TASK STATEMENT: Extract the data exactly, missing nothing.

PROVIDED INFORMATION:
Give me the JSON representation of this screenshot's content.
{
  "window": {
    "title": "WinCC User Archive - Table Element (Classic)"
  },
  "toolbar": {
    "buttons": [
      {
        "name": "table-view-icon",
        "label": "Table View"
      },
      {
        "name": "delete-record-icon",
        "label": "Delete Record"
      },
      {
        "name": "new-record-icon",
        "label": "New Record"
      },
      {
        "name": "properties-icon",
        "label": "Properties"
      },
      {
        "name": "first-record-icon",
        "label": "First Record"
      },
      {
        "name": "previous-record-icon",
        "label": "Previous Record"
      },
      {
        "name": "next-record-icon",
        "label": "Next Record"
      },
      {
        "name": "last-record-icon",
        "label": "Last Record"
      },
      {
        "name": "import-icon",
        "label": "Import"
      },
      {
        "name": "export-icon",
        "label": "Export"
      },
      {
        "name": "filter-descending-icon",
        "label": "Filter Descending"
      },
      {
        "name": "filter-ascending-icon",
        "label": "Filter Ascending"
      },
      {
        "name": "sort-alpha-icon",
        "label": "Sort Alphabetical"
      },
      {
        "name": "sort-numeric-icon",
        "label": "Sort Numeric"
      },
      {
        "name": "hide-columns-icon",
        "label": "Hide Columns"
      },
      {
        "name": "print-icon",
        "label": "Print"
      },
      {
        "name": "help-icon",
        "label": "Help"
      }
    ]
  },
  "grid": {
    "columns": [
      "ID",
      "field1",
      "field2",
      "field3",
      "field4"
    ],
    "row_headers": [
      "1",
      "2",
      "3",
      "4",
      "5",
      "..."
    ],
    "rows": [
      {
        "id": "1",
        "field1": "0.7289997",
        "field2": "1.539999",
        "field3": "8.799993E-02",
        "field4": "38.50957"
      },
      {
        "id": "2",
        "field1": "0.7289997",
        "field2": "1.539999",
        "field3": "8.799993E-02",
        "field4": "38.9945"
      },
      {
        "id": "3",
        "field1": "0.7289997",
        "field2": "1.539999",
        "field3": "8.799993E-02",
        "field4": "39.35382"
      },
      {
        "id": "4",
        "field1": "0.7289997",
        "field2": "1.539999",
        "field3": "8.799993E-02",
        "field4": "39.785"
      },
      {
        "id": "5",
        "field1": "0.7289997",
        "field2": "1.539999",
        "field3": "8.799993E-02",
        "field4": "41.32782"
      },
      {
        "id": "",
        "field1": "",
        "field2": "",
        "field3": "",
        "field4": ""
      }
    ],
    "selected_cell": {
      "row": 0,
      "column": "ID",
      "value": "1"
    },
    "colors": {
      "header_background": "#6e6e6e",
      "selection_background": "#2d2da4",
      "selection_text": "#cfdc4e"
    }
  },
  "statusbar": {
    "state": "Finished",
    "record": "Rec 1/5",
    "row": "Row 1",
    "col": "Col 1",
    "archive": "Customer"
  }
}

IN RESPONSE:
Give me the JSON representation of this screenshot's content.
{
  "window": {
    "title": "WinCC User Archive - Table Element (Classic)"
  },
  "toolbar": {
    "buttons": [
      {
        "name": "table-view-icon",
        "label": "Table View"
      },
      {
        "name": "delete-record-icon",
        "label": "Delete Record"
      },
      {
        "name": "new-record-icon",
        "label": "New Record"
      },
      {
        "name": "properties-icon",
        "label": "Properties"
      },
      {
        "name": "first-record-icon",
        "label": "First Record"
      },
      {
        "name": "previous-record-icon",
        "label": "Previous Record"
      },
      {
        "name": "next-record-icon",
        "label": "Next Record"
      },
      {
        "name": "last-record-icon",
        "label": "Last Record"
      },
      {
        "name": "import-icon",
        "label": "Import"
      },
      {
        "name": "export-icon",
        "label": "Export"
      },
      {
        "name": "filter-descending-icon",
        "label": "Filter Descending"
      },
      {
        "name": "filter-ascending-icon",
        "label": "Filter Ascending"
      },
      {
        "name": "sort-alpha-icon",
        "label": "Sort Alphabetical"
      },
      {
        "name": "sort-numeric-icon",
        "label": "Sort Numeric"
      },
      {
        "name": "hide-columns-icon",
        "label": "Hide Columns"
      },
      {
        "name": "print-icon",
        "label": "Print"
      },
      {
        "name": "help-icon",
        "label": "Help"
      }
    ]
  },
  "grid": {
    "columns": [
      "ID",
      "field1",
      "field2",
      "field3",
      "field4"
    ],
    "row_headers": [
      "1",
      "2",
      "3",
      "4",
      "5",
      "..."
    ],
    "rows": [
      {
        "id": "1",
        "field1": "0.7289997",
        "field2": "1.539999",
        "field3": "8.799993E-02",
        "field4": "38.50957"
      },
      {
        "id": "2",
        "field1": "0.7289997",
        "field2": "1.539999",
        "field3": "8.799993E-02",
        "field4": "38.9945"
      },
      {
        "id": "3",
        "field1": "0.7289997",
        "field2": "1.539999",
        "field3": "8.799993E-02",
        "field4": "39.35382"
      },
      {
        "id": "4",
        "field1": "0.7289997",
        "field2": "1.539999",
        "field3": "8.799993E-02",
        "field4": "39.785"
      },
      {
        "id": "5",
        "field1": "0.7289997",
        "field2": "1.539999",
        "field3": "8.799993E-02",
        "field4": "41.32782"
      },
      {
        "id": "",
        "field1": "",
        "field2": "",
        "field3": "",
        "field4": ""
      }
    ],
    "selected_cell": {
      "row": 0,
      "column": "ID",
      "value": "1"
    },
    "colors": {
      "header_background": "#6e6e6e",
      "selection_background": "#2d2da4",
      "selection_text": "#cfdc4e"
    }
  },
  "statusbar": {
    "state": "Finished",
    "record": "Rec 1/5",
    "row": "Row 1",
    "col": "Col 1",
    "archive": "Customer"
  }
}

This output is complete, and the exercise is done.